━━━━━ SUPPLIED RECORDS ━━━━━

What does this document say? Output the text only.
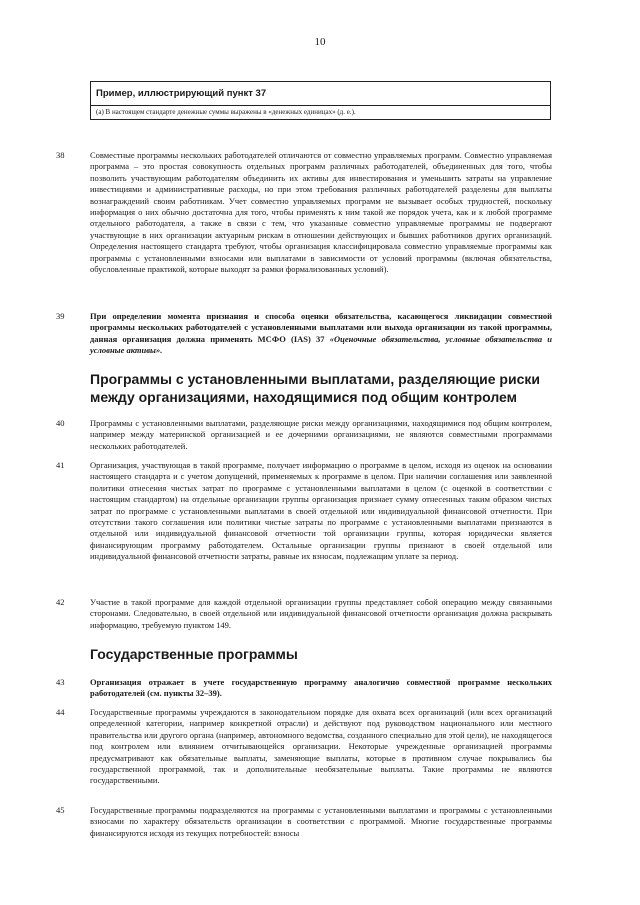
10
Пример, иллюстрирующий пункт 37
(а) В настоящем стандарте денежные суммы выражены в «денежных единицах» (д. е.).
38	Совместные программы нескольких работодателей отличаются от совместно управляемых программ. Совместно управляемая программа – это простая совокупность отдельных программ различных работодателей, объединенных для того, чтобы позволить участвующим работодателям объединить их активы для инвестирования и уменьшить затраты на управление инвестициями и административные расходы, но при этом требования различных работодателей разделены для выплаты вознаграждений своим работникам. Учет совместно управляемых программ не вызывает особых трудностей, поскольку информация о них обычно достаточна для того, чтобы применять к ним такой же порядок учета, как и к любой программе отдельного работодателя, а также в связи с тем, что указанные совместно управляемые программы не подвергают участвующие в них организации актуарным рискам в отношении действующих и бывших работников других организаций. Определения настоящего стандарта требуют, чтобы организация классифицировала совместно управляемые программы как программы с установленными взносами или выплатами в зависимости от условий программы (включая обязательства, обусловленные практикой, которые выходят за рамки формализованных условий).
39	При определении момента признания и способа оценки обязательства, касающегося ликвидации совместной программы нескольких работодателей с установленными выплатами или выхода организации из такой программы, данная организация должна применять МСФО (IAS) 37 «Оценочные обязательства, условные обязательства и условные активы».
Программы с установленными выплатами, разделяющие риски между организациями, находящимися под общим контролем
40	Программы с установленными выплатами, разделяющие риски между организациями, находящимися под общим контролем, например между материнской организацией и ее дочерними организациями, не являются совместными программами нескольких работодателей.
41	Организация, участвующая в такой программе, получает информацию о программе в целом, исходя из оценок на основании настоящего стандарта и с учетом допущений, применяемых к программе в целом. При наличии соглашения или заявленной политики отнесения чистых затрат по программе с установленными выплатами в целом (с оценкой в соответствии с настоящим стандартом) на отдельные организации группы организация признает сумму отнесенных таким образом чистых затрат по программе с установленными выплатами в своей отдельной или индивидуальной финансовой отчетности. При отсутствии такого соглашения или политики чистые затраты по программе с установленными выплатами признаются в отдельной или индивидуальной финансовой отчетности той организации группы, которая юридически является финансирующим программу работодателем. Остальные организации группы признают в своей отдельной или индивидуальной финансовой отчетности затраты, равные их взносам, подлежащим уплате за период.
42	Участие в такой программе для каждой отдельной организации группы представляет собой операцию между связанными сторонами. Следовательно, в своей отдельной или индивидуальной финансовой отчетности организация должна раскрывать информацию, требуемую пунктом 149.
Государственные программы
43	Организация отражает в учете государственную программу аналогично совместной программе нескольких работодателей (см. пункты 32–39).
44	Государственные программы учреждаются в законодательном порядке для охвата всех организаций (или всех организаций определенной категории, например конкретной отрасли) и действуют под руководством национального или местного правительства или другого органа (например, автономного ведомства, созданного специально для этой цели), не находящегося под контролем или влиянием отчитывающейся организации. Некоторые учрежденные организацией программы предусматривают как обязательные выплаты, заменяющие выплаты, которые в противном случае покрывались бы государственной программой, так и дополнительные необязательные выплаты. Такие программы не являются государственными.
45	Государственные программы подразделяются на программы с установленными выплатами и программы с установленными взносами по характеру обязательств организации в соответствии с программой. Многие государственные программы финансируются исходя из текущих потребностей: взносы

━━━━━

(STATED TASK) Copy all lines from the entries that contain the word "между".

(ANSWER TO THE TASK)
Программы с установленными выплатами, разделяющие риски между организациями, находящимися под общим контролем
40	Программы с установленными выплатами, разделяющие риски между организациями, находящимися под общим контролем, например между материнской организацией и ее дочерними организациями, не являются совместными программами нескольких работодателей.
42	Участие в такой программе для каждой отдельной организации группы представляет собой операцию между связанными сторонами. Следовательно, в своей отдельной или индивидуальной финансовой отчетности организация должна раскрывать информацию, требуемую пунктом 149.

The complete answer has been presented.